◆ Work instructions
The data below should be printed in full, exactly, and without any of its images.

◆ Dataset entries
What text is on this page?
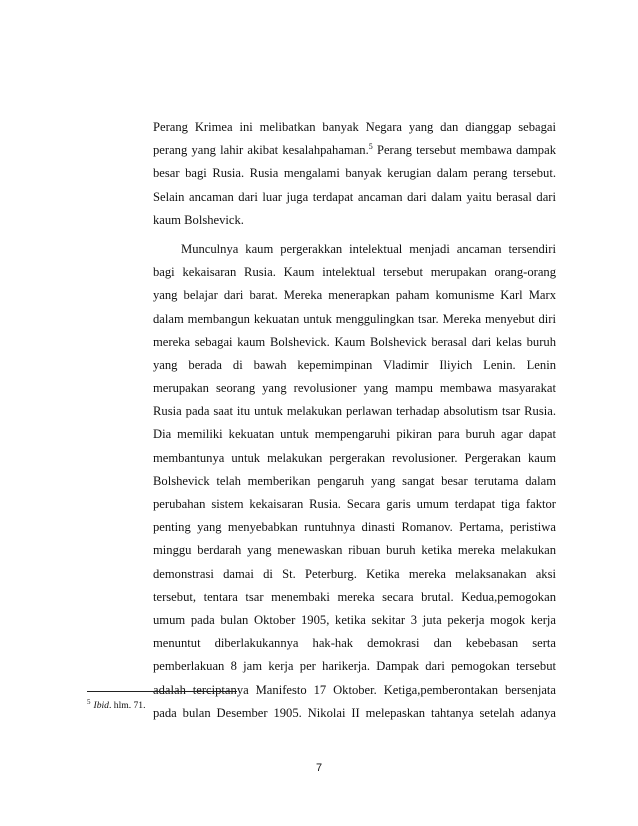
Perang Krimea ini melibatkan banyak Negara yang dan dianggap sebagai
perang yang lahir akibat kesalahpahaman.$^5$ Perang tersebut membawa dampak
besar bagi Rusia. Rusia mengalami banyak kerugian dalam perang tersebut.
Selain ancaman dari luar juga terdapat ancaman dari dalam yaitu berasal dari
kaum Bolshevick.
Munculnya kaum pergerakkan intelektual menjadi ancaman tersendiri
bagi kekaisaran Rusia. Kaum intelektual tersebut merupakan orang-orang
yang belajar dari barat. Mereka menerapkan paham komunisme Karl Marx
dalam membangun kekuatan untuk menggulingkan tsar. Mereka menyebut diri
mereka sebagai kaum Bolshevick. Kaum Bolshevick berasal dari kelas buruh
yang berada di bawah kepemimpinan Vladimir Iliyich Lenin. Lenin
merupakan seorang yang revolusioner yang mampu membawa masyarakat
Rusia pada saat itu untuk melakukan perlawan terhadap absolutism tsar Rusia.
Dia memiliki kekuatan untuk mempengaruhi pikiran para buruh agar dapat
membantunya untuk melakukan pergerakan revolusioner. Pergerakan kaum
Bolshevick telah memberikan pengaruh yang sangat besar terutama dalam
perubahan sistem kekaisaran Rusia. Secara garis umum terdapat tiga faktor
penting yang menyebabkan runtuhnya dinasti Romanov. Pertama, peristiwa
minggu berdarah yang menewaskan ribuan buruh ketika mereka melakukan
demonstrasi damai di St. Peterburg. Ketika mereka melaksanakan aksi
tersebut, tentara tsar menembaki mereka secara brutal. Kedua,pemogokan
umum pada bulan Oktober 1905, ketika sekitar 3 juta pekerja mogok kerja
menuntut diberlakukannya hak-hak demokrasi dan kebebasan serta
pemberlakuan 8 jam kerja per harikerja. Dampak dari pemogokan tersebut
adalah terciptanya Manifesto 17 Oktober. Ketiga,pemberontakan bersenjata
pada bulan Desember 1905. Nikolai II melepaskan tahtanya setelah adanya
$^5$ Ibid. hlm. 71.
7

◆ Solution to this problem
What text is on this page?
Perang Krimea ini melibatkan banyak Negara yang dan dianggap sebagai
perang yang lahir akibat kesalahpahaman.$^5$ Perang tersebut membawa dampak
besar bagi Rusia. Rusia mengalami banyak kerugian dalam perang tersebut.
Selain ancaman dari luar juga terdapat ancaman dari dalam yaitu berasal dari
kaum Bolshevick.
Munculnya kaum pergerakkan intelektual menjadi ancaman tersendiri
bagi kekaisaran Rusia. Kaum intelektual tersebut merupakan orang-orang
yang belajar dari barat. Mereka menerapkan paham komunisme Karl Marx
dalam membangun kekuatan untuk menggulingkan tsar. Mereka menyebut diri
mereka sebagai kaum Bolshevick. Kaum Bolshevick berasal dari kelas buruh
yang berada di bawah kepemimpinan Vladimir Iliyich Lenin. Lenin
merupakan seorang yang revolusioner yang mampu membawa masyarakat
Rusia pada saat itu untuk melakukan perlawan terhadap absolutism tsar Rusia.
Dia memiliki kekuatan untuk mempengaruhi pikiran para buruh agar dapat
membantunya untuk melakukan pergerakan revolusioner. Pergerakan kaum
Bolshevick telah memberikan pengaruh yang sangat besar terutama dalam
perubahan sistem kekaisaran Rusia. Secara garis umum terdapat tiga faktor
penting yang menyebabkan runtuhnya dinasti Romanov. Pertama, peristiwa
minggu berdarah yang menewaskan ribuan buruh ketika mereka melakukan
demonstrasi damai di St. Peterburg. Ketika mereka melaksanakan aksi
tersebut, tentara tsar menembaki mereka secara brutal. Kedua,pemogokan
umum pada bulan Oktober 1905, ketika sekitar 3 juta pekerja mogok kerja
menuntut diberlakukannya hak-hak demokrasi dan kebebasan serta
pemberlakuan 8 jam kerja per harikerja. Dampak dari pemogokan tersebut
adalah terciptanya Manifesto 17 Oktober. Ketiga,pemberontakan bersenjata
pada bulan Desember 1905. Nikolai II melepaskan tahtanya setelah adanya
$^5$ Ibid. hlm. 71.
7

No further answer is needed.